** Description of the task **
Your answer should be one number: how many lines of the data include the string "umieszczany"?
______
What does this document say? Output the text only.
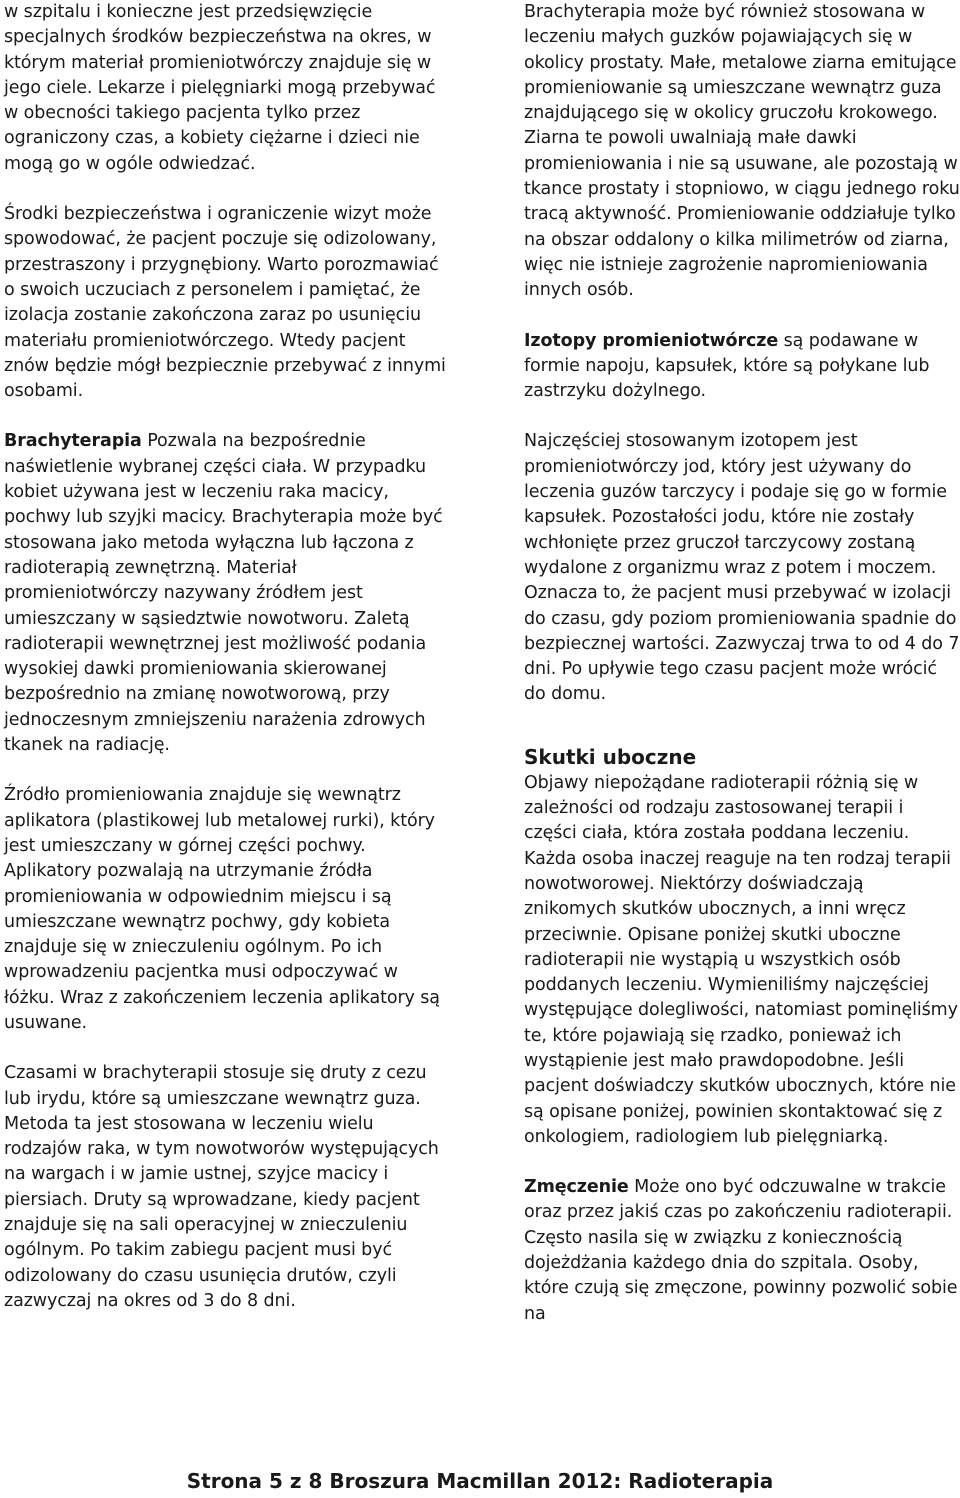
w szpitalu i konieczne jest przedsięwzięcie specjalnych środków bezpieczeństwa na okres, w którym materiał promieniotwórczy znajduje się w jego ciele. Lekarze i pielęgniarki mogą przebywać w obecności takiego pacjenta tylko przez ograniczony czas, a kobiety ciężarne i dzieci nie mogą go w ogóle odwiedzać.

Środki bezpieczeństwa i ograniczenie wizyt może spowodować, że pacjent poczuje się odizolowany, przestraszony i przygnębiony. Warto porozmawiać o swoich uczuciach z personelem i pamiętać, że izolacja zostanie zakończona zaraz po usunięciu materiału promieniotwórczego. Wtedy pacjent znów będzie mógł bezpiecznie przebywać z innymi osobami.

Brachyterapia Pozwala na bezpośrednie naświetlenie wybranej części ciała. W przypadku kobiet używana jest w leczeniu raka macicy, pochwy lub szyjki macicy. Brachyterapia może być stosowana jako metoda wyłączna lub łączona z radioterapią zewnętrzną. Materiał promieniotwórczy nazywany źródłem jest umieszczany w sąsiedztwie nowotworu. Zaletą radioterapii wewnętrznej jest możliwość podania wysokiej dawki promieniowania skierowanej bezpośrednio na zmianę nowotworową, przy jednoczesnym zmniejszeniu narażenia zdrowych tkanek na radiację.

Źródło promieniowania znajduje się wewnątrz aplikatora (plastikowej lub metalowej rurki), który jest umieszczany w górnej części pochwy. Aplikatory pozwalają na utrzymanie źródła promieniowania w odpowiednim miejscu i są umieszczane wewnątrz pochwy, gdy kobieta znajduje się w znieczuleniu ogólnym. Po ich wprowadzeniu pacjentka musi odpoczywać w łóżku. Wraz z zakończeniem leczenia aplikatory są usuwane.

Czasami w brachyterapii stosuje się druty z cezu lub irydu, które są umieszczane wewnątrz guza. Metoda ta jest stosowana w leczeniu wielu rodzajów raka, w tym nowotworów występujących na wargach i w jamie ustnej, szyjce macicy i piersiach. Druty są wprowadzane, kiedy pacjent znajduje się na sali operacyjnej w znieczuleniu ogólnym. Po takim zabiegu pacjent musi być odizolowany do czasu usunięcia drutów, czyli zazwyczaj na okres od 3 do 8 dni.

Brachyterapia może być również stosowana w leczeniu małych guzków pojawiających się w okolicy prostaty. Małe, metalowe ziarna emitujące promieniowanie są umieszczane wewnątrz guza znajdującego się w okolicy gruczołu krokowego. Ziarna te powoli uwalniają małe dawki promieniowania i nie są usuwane, ale pozostają w tkance prostaty i stopniowo, w ciągu jednego roku tracą aktywność. Promieniowanie oddziałuje tylko na obszar oddalony o kilka milimetrów od ziarna, więc nie istnieje zagrożenie napromieniowania innych osób.

Izotopy promieniotwórcze są podawane w formie napoju, kapsułek, które są połykane lub zastrzyku dożylnego.

Najczęściej stosowanym izotopem jest promieniotwórczy jod, który jest używany do leczenia guzów tarczycy i podaje się go w formie kapsułek. Pozostałości jodu, które nie zostały wchłonięte przez gruczoł tarczycowy zostaną wydalone z organizmu wraz z potem i moczem. Oznacza to, że pacjent musi przebywać w izolacji do czasu, gdy poziom promieniowania spadnie do bezpiecznej wartości. Zazwyczaj trwa to od 4 do 7 dni. Po upływie tego czasu pacjent może wrócić do domu.

Skutki uboczne

Objawy niepożądane radioterapii różnią się w zależności od rodzaju zastosowanej terapii i części ciała, która została poddana leczeniu. Każda osoba inaczej reaguje na ten rodzaj terapii nowotworowej. Niektórzy doświadczają znikomych skutków ubocznych, a inni wręcz przeciwnie. Opisane poniżej skutki uboczne radioterapii nie wystąpią u wszystkich osób poddanych leczeniu. Wymieniliśmy najczęściej występujące dolegliwości, natomiast pominęliśmy te, które pojawiają się rzadko, ponieważ ich wystąpienie jest mało prawdopodobne. Jeśli pacjent doświadczy skutków ubocznych, które nie są opisane poniżej, powinien skontaktować się z onkologiem, radiologiem lub pielęgniarką.

Zmęczenie Może ono być odczuwalne w trakcie oraz przez jakiś czas po zakończeniu radioterapii. Często nasila się w związku z koniecznością dojeżdżania każdego dnia do szpitala. Osoby, które czują się zmęczone, powinny pozwolić sobie na

Strona 5 z 8 Broszura Macmillan 2012: Radioterapia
______
** Complete output **
2